Figure data in JSON

◇ ◇ ◇

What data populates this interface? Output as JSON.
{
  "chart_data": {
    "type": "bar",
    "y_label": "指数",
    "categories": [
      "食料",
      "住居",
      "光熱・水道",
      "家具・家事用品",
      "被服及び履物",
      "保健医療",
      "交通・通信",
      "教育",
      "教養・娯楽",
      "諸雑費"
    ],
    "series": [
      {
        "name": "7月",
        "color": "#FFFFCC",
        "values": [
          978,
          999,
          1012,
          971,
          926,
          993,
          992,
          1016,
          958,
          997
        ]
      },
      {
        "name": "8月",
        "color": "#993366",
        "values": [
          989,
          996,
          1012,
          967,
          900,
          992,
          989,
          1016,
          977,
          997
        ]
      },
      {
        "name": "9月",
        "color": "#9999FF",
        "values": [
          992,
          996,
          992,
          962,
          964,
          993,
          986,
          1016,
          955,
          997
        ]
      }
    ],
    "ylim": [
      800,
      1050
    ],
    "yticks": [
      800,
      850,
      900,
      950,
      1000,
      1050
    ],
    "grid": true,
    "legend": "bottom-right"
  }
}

◇ ◇ ◇

▸ **Your goal**
Look for "color" and pull out every line that has it.

▸ **Correct answer**
        "color": "#FFFFCC",
        "color": "#993366",
        "color": "#9999FF",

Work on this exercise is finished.